• **What you need to do**
Wherever the string "data" appears in a line, extract that line.

## begin Records

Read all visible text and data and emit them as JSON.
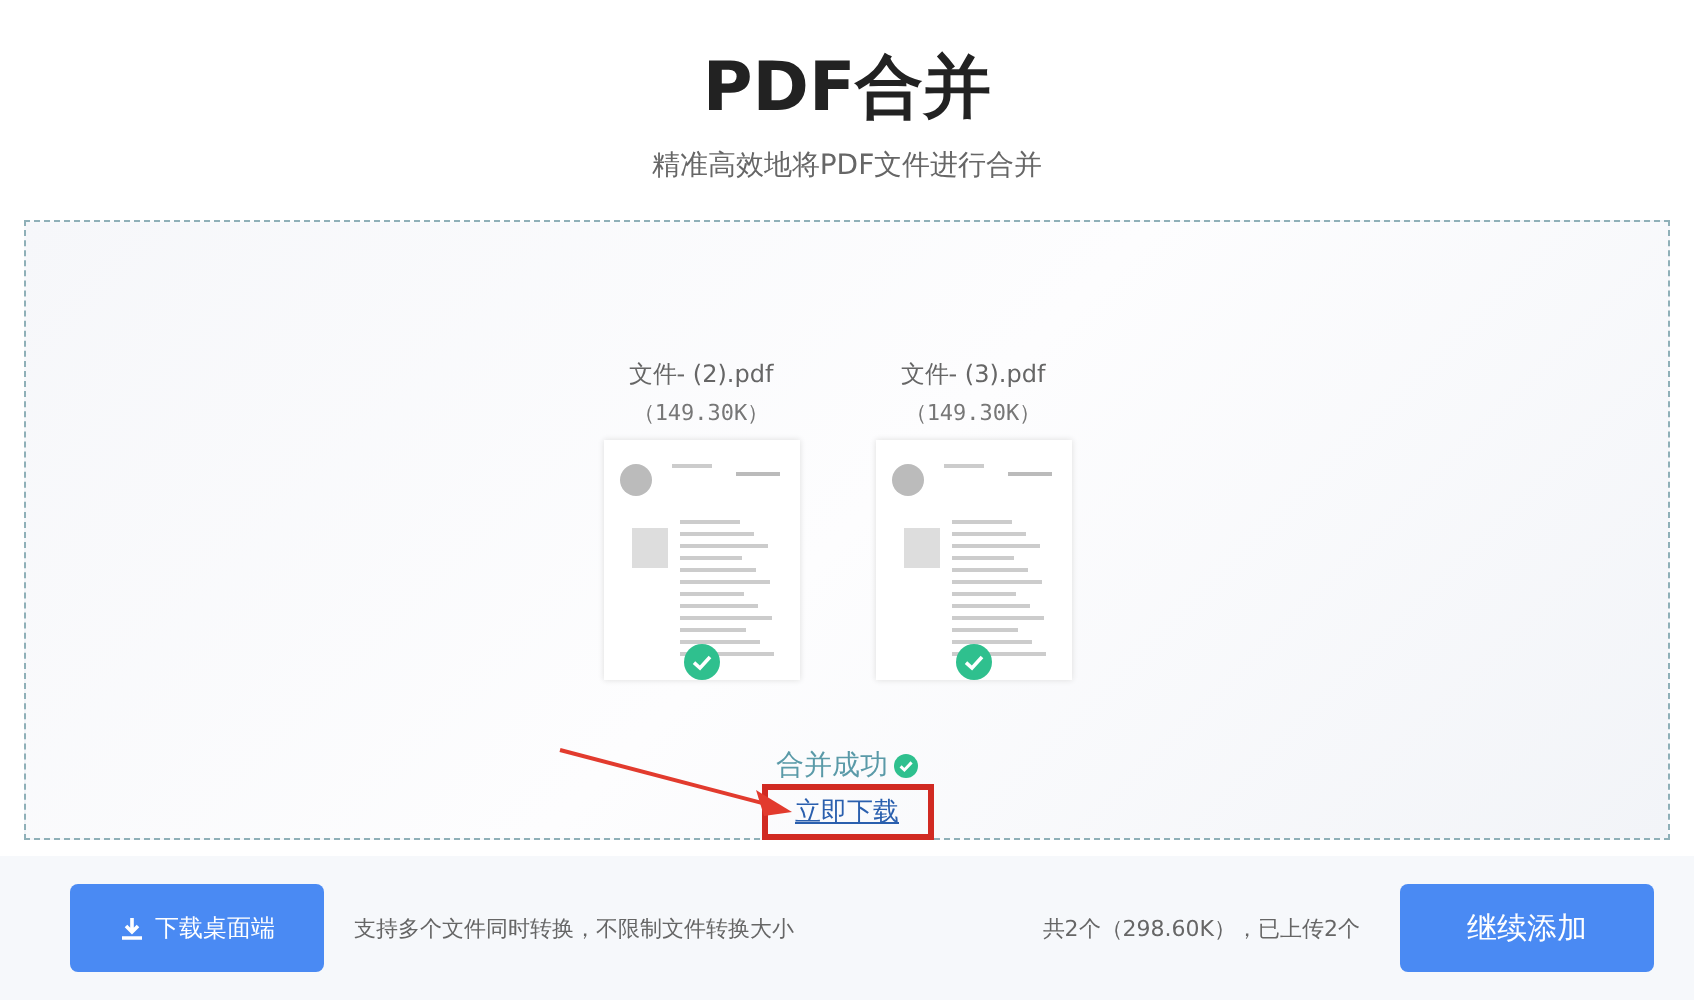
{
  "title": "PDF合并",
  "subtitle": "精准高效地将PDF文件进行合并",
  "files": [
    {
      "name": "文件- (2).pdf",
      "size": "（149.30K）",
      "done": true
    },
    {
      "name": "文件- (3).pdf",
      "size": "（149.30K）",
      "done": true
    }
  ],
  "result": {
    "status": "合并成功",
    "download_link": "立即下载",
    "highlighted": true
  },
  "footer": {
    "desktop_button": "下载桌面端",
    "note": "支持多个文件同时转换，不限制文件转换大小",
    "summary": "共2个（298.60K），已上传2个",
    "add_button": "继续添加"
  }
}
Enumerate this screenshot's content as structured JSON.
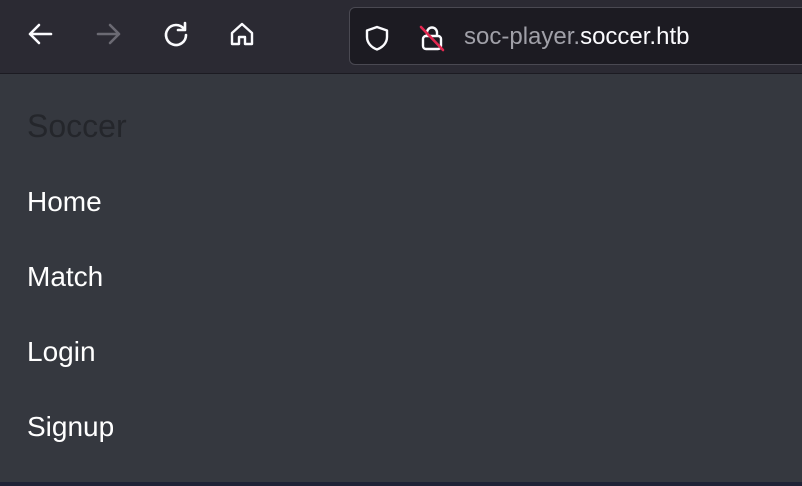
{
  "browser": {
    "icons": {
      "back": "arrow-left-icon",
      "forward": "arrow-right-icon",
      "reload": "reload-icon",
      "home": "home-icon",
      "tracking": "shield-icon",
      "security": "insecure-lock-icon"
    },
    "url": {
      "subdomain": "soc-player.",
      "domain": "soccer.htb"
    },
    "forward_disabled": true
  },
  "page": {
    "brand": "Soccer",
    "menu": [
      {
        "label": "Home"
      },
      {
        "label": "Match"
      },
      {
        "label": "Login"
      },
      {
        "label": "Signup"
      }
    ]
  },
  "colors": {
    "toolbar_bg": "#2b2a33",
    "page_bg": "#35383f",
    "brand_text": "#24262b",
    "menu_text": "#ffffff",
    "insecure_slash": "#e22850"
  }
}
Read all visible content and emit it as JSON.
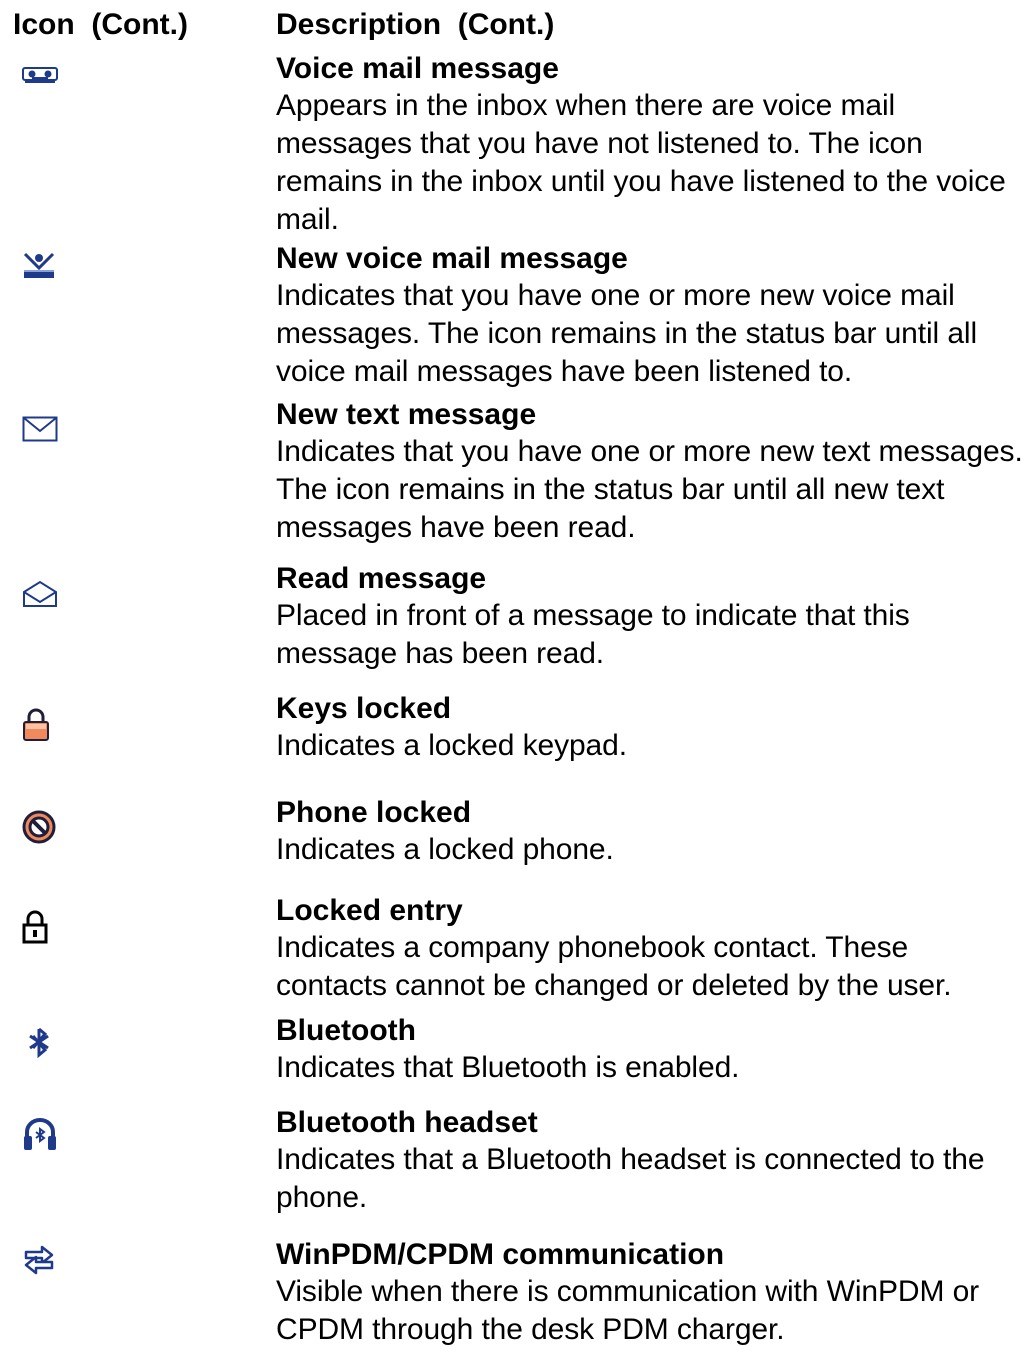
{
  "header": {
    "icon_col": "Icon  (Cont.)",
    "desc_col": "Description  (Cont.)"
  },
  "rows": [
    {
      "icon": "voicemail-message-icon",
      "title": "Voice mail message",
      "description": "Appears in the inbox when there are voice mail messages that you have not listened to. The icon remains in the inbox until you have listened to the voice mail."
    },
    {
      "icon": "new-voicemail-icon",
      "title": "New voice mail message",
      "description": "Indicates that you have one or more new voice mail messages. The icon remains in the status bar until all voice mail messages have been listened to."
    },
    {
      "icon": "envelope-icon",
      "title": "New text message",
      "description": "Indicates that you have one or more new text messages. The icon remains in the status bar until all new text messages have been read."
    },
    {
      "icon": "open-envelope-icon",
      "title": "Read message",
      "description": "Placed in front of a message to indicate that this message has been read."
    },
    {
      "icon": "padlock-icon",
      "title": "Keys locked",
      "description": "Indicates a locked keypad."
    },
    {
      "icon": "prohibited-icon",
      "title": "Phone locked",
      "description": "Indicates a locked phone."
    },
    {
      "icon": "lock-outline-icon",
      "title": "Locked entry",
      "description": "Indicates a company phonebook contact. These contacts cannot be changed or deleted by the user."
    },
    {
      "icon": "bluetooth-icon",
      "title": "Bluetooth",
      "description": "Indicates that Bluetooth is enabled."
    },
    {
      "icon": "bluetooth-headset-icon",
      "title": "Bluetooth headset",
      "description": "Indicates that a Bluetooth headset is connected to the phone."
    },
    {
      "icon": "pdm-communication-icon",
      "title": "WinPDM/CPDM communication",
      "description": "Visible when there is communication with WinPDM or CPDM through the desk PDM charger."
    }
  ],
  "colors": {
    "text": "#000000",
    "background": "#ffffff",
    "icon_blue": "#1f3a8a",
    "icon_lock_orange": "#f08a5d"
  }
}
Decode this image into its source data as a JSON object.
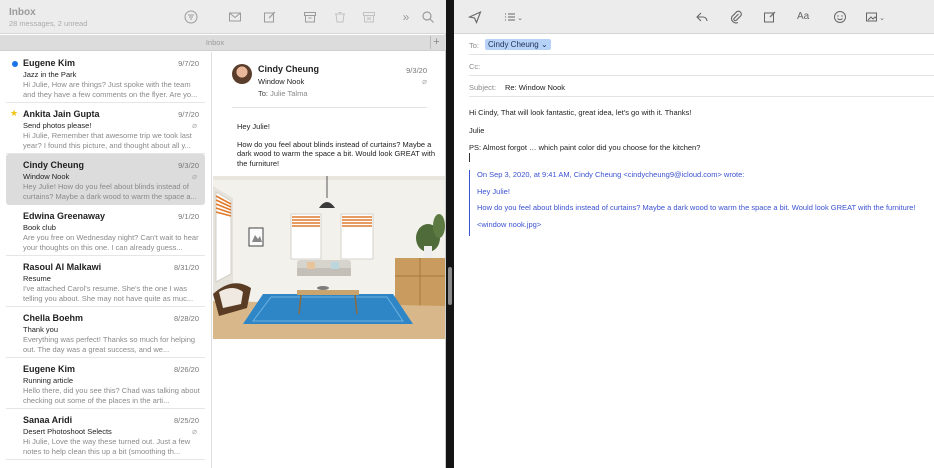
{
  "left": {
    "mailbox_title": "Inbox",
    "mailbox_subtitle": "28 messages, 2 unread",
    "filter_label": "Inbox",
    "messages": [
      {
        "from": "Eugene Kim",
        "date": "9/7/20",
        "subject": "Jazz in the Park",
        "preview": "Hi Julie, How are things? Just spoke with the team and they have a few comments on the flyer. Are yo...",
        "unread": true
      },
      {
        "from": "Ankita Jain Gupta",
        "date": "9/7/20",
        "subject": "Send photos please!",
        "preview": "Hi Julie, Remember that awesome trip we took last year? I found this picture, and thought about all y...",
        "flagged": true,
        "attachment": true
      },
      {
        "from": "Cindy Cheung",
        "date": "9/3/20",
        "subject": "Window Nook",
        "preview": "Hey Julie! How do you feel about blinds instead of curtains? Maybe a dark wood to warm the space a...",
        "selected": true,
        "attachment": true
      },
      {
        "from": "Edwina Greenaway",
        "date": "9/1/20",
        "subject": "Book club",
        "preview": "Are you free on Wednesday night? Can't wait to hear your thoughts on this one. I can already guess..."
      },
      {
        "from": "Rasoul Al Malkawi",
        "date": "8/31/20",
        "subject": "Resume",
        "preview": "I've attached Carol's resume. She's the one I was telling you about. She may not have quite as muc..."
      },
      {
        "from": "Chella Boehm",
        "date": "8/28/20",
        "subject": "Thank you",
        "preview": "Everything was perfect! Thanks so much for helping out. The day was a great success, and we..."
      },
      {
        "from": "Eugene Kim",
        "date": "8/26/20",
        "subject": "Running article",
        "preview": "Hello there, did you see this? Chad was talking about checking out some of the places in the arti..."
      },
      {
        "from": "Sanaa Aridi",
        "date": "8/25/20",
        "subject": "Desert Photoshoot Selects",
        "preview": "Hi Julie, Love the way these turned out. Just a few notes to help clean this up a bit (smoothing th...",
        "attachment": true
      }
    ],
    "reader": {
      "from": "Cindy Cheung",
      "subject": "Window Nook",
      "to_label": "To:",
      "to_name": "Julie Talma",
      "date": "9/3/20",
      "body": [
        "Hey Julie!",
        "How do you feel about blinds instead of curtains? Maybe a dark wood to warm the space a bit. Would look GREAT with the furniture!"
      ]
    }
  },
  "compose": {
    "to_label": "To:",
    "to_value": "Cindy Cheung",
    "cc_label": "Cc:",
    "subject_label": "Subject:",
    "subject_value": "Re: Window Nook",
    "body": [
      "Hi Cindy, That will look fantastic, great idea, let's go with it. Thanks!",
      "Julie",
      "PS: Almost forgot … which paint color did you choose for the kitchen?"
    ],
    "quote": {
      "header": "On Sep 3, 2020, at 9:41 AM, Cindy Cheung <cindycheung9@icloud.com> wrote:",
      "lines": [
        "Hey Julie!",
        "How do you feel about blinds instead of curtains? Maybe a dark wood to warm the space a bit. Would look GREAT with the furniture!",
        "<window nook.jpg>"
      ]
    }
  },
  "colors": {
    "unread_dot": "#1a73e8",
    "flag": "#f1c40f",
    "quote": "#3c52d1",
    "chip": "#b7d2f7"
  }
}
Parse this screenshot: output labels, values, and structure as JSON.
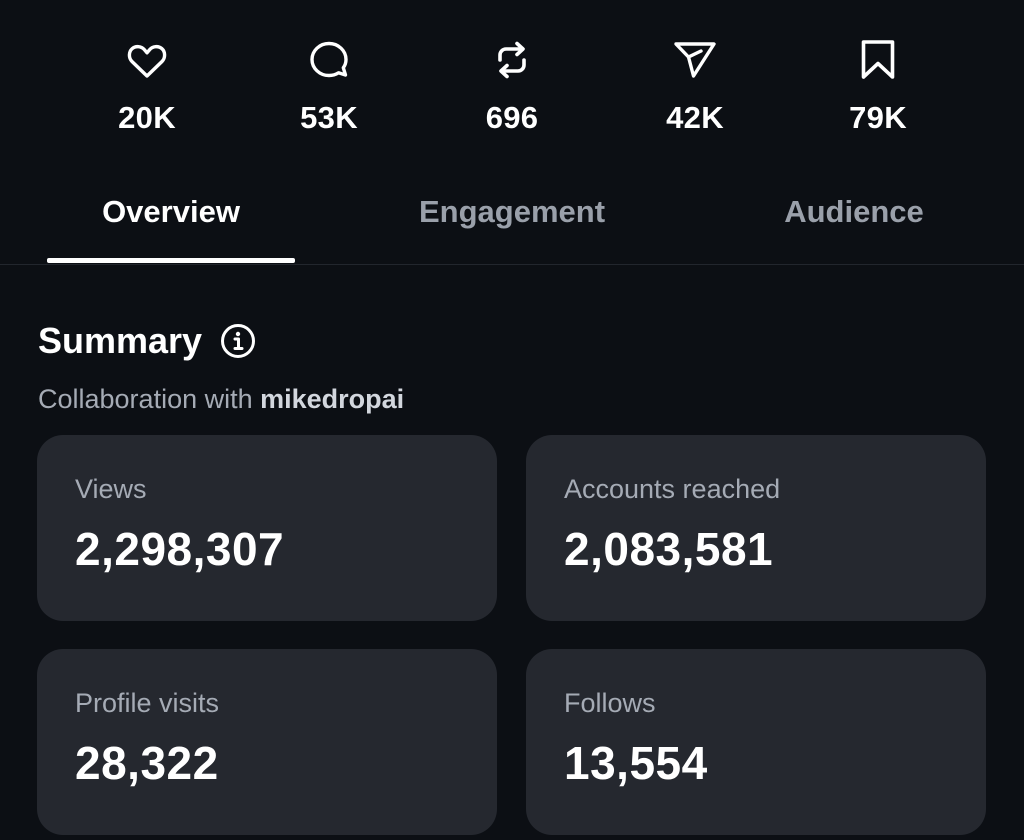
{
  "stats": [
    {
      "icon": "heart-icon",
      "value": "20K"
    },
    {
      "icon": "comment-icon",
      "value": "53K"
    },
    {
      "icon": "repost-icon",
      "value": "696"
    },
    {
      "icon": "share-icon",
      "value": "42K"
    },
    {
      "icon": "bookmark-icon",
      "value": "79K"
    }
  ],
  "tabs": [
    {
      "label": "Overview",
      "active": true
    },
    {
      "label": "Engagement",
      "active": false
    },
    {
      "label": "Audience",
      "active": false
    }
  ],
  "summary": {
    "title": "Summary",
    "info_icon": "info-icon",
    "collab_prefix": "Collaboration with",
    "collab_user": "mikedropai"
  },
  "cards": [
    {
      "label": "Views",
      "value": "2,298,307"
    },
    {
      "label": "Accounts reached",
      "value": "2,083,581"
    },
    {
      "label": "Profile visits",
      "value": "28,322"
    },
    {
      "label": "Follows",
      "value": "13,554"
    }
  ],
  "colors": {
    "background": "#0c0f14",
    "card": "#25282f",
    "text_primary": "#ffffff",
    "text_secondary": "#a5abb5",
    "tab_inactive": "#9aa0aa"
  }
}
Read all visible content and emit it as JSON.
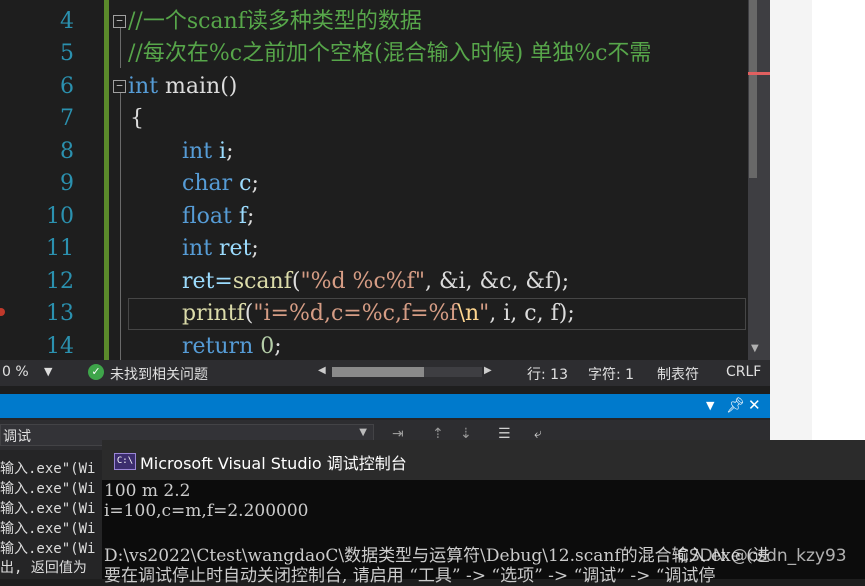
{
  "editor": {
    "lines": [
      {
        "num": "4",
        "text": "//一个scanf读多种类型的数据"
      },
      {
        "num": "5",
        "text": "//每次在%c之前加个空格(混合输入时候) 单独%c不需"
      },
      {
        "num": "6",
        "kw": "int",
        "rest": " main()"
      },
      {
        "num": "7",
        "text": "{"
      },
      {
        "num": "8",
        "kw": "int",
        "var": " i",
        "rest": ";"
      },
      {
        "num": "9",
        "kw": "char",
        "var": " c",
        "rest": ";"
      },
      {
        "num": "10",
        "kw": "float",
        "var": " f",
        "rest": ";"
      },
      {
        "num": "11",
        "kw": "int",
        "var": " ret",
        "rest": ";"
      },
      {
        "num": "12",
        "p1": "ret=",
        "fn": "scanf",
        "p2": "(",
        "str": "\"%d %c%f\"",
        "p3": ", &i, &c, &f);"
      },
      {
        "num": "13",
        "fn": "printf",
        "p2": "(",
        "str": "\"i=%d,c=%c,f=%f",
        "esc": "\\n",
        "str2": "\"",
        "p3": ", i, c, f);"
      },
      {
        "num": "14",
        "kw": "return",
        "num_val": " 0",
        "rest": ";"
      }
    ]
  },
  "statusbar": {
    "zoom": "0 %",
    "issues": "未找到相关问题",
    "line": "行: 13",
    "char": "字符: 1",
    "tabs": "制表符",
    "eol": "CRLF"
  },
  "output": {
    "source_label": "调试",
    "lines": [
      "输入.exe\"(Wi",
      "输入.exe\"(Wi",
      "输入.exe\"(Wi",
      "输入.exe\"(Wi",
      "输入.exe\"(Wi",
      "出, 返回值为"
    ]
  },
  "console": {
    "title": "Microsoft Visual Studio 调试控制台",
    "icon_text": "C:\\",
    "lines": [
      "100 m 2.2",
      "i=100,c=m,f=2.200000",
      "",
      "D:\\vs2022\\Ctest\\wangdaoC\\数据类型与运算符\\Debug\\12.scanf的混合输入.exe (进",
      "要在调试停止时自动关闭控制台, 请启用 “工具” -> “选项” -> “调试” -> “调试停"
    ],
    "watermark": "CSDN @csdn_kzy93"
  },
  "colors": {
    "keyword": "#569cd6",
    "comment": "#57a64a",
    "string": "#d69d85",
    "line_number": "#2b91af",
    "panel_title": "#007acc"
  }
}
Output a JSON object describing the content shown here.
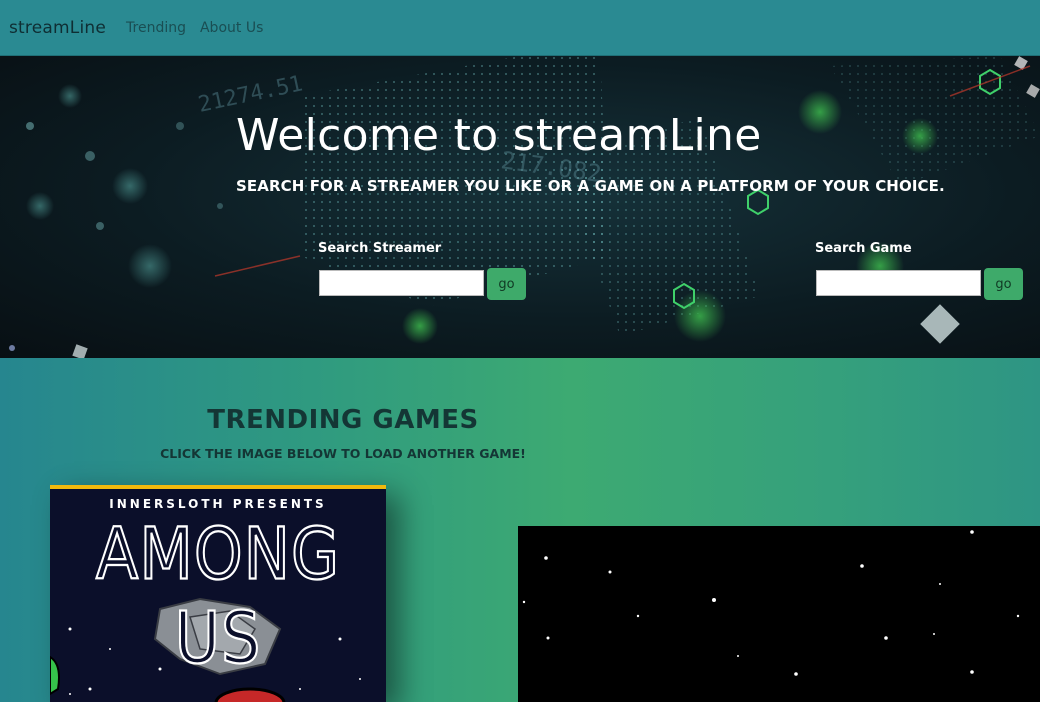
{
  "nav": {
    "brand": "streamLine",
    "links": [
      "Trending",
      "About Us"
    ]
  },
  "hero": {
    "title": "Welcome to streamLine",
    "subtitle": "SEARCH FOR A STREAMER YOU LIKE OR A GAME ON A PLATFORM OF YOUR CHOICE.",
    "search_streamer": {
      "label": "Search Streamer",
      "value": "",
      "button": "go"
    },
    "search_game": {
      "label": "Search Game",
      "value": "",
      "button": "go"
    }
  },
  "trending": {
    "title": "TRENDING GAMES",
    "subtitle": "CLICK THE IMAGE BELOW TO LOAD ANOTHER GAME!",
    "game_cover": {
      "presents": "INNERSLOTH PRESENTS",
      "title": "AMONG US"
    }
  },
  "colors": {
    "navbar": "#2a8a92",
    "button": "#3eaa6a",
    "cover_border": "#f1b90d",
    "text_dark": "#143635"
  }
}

## end Records

• **Completed exercise**
Read all visible text and data and emit them as JSON.
Decode this image into its source data as a JSON object.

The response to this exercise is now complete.